_Job_
Can you transcribe every record below exactly as it appears?

— Start Data shown —

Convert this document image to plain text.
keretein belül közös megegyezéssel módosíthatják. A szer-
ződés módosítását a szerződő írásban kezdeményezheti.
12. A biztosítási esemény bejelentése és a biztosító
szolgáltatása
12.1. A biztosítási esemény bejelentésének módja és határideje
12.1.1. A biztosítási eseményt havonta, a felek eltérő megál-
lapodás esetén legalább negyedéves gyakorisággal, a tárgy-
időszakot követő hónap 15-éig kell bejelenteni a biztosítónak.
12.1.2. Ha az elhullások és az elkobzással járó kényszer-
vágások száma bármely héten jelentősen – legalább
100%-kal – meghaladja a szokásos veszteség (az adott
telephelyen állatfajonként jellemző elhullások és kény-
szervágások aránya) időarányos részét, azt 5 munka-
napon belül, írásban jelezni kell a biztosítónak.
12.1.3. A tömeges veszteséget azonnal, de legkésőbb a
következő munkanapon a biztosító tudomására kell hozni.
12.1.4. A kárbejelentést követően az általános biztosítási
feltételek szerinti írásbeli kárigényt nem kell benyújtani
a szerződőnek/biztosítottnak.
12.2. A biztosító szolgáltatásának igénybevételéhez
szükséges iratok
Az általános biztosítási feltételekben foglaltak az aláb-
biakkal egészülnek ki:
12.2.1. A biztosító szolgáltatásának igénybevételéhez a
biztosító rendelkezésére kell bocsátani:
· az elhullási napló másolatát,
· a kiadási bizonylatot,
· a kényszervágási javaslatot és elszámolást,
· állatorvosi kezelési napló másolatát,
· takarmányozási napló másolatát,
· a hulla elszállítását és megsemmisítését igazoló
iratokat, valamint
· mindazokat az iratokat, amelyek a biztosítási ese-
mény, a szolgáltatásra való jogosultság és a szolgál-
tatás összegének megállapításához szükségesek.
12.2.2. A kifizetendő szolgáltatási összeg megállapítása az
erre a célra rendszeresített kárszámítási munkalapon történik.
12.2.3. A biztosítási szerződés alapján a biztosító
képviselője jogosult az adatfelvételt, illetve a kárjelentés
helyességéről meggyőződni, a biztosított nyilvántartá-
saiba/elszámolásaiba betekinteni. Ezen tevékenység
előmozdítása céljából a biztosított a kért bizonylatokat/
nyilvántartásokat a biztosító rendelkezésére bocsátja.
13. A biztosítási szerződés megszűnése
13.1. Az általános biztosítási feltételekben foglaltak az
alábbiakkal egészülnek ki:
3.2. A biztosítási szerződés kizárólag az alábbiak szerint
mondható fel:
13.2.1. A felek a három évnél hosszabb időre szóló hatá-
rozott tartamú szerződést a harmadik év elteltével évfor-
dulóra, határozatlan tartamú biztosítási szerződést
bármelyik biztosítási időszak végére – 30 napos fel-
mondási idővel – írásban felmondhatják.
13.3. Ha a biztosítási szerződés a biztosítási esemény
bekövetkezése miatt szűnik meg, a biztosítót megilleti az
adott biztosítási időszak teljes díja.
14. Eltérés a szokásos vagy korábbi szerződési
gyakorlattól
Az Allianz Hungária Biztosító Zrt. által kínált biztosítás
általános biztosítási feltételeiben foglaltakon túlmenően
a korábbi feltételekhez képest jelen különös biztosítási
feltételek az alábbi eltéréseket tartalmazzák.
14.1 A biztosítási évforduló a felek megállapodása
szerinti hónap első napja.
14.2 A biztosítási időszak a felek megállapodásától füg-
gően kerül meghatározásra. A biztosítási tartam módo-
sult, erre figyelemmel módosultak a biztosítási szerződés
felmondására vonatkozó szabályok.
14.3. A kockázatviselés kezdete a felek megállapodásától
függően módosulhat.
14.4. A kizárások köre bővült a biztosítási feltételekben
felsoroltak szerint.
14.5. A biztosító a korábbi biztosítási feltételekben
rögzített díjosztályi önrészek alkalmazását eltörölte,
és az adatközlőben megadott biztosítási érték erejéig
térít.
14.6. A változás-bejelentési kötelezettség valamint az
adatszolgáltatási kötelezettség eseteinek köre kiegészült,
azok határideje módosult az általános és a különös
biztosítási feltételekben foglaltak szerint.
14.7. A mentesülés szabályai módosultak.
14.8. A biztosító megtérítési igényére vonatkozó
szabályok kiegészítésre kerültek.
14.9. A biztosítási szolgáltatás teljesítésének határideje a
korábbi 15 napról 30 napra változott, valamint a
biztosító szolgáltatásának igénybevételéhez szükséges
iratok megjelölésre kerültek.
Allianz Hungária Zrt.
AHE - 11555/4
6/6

— End Data shown —

_Completed exercise_
Convert this document image to plain text.
keretein belül közös megegyezéssel módosíthatják. A szer-
ződés módosítását a szerződő írásban kezdeményezheti.
12. A biztosítási esemény bejelentése és a biztosító
szolgáltatása
12.1. A biztosítási esemény bejelentésének módja és határideje
12.1.1. A biztosítási eseményt havonta, a felek eltérő megál-
lapodás esetén legalább negyedéves gyakorisággal, a tárgy-
időszakot követő hónap 15-éig kell bejelenteni a biztosítónak.
12.1.2. Ha az elhullások és az elkobzással járó kényszer-
vágások száma bármely héten jelentősen – legalább
100%-kal – meghaladja a szokásos veszteség (az adott
telephelyen állatfajonként jellemző elhullások és kény-
szervágások aránya) időarányos részét, azt 5 munka-
napon belül, írásban jelezni kell a biztosítónak.
12.1.3. A tömeges veszteséget azonnal, de legkésőbb a
következő munkanapon a biztosító tudomására kell hozni.
12.1.4. A kárbejelentést követően az általános biztosítási
feltételek szerinti írásbeli kárigényt nem kell benyújtani
a szerződőnek/biztosítottnak.
12.2. A biztosító szolgáltatásának igénybevételéhez
szükséges iratok
Az általános biztosítási feltételekben foglaltak az aláb-
biakkal egészülnek ki:
12.2.1. A biztosító szolgáltatásának igénybevételéhez a
biztosító rendelkezésére kell bocsátani:
· az elhullási napló másolatát,
· a kiadási bizonylatot,
· a kényszervágási javaslatot és elszámolást,
· állatorvosi kezelési napló másolatát,
· takarmányozási napló másolatát,
· a hulla elszállítását és megsemmisítését igazoló
iratokat, valamint
· mindazokat az iratokat, amelyek a biztosítási ese-
mény, a szolgáltatásra való jogosultság és a szolgál-
tatás összegének megállapításához szükségesek.
12.2.2. A kifizetendő szolgáltatási összeg megállapítása az
erre a célra rendszeresített kárszámítási munkalapon történik.
12.2.3. A biztosítási szerződés alapján a biztosító
képviselője jogosult az adatfelvételt, illetve a kárjelentés
helyességéről meggyőződni, a biztosított nyilvántartá-
saiba/elszámolásaiba betekinteni. Ezen tevékenység
előmozdítása céljából a biztosított a kért bizonylatokat/
nyilvántartásokat a biztosító rendelkezésére bocsátja.
13. A biztosítási szerződés megszűnése
13.1. Az általános biztosítási feltételekben foglaltak az
alábbiakkal egészülnek ki:
3.2. A biztosítási szerződés kizárólag az alábbiak szerint
mondható fel:
13.2.1. A felek a három évnél hosszabb időre szóló hatá-
rozott tartamú szerződést a harmadik év elteltével évfor-
dulóra, határozatlan tartamú biztosítási szerződést
bármelyik biztosítási időszak végére – 30 napos fel-
mondási idővel – írásban felmondhatják.
13.3. Ha a biztosítási szerződés a biztosítási esemény
bekövetkezése miatt szűnik meg, a biztosítót megilleti az
adott biztosítási időszak teljes díja.
14. Eltérés a szokásos vagy korábbi szerződési
gyakorlattól
Az Allianz Hungária Biztosító Zrt. által kínált biztosítás
általános biztosítási feltételeiben foglaltakon túlmenően
a korábbi feltételekhez képest jelen különös biztosítási
feltételek az alábbi eltéréseket tartalmazzák.
14.1 A biztosítási évforduló a felek megállapodása
szerinti hónap első napja.
14.2 A biztosítási időszak a felek megállapodásától füg-
gően kerül meghatározásra. A biztosítási tartam módo-
sult, erre figyelemmel módosultak a biztosítási szerződés
felmondására vonatkozó szabályok.
14.3. A kockázatviselés kezdete a felek megállapodásától
függően módosulhat.
14.4. A kizárások köre bővült a biztosítási feltételekben
felsoroltak szerint.
14.5. A biztosító a korábbi biztosítási feltételekben
rögzített díjosztályi önrészek alkalmazását eltörölte,
és az adatközlőben megadott biztosítási érték erejéig
térít.
14.6. A változás-bejelentési kötelezettség valamint az
adatszolgáltatási kötelezettség eseteinek köre kiegészült,
azok határideje módosult az általános és a különös
biztosítási feltételekben foglaltak szerint.
14.7. A mentesülés szabályai módosultak.
14.8. A biztosító megtérítési igényére vonatkozó
szabályok kiegészítésre kerültek.
14.9. A biztosítási szolgáltatás teljesítésének határideje a
korábbi 15 napról 30 napra változott, valamint a
biztosító szolgáltatásának igénybevételéhez szükséges
iratok megjelölésre kerültek.
Allianz Hungária Zrt.
AHE - 11555/4
6/6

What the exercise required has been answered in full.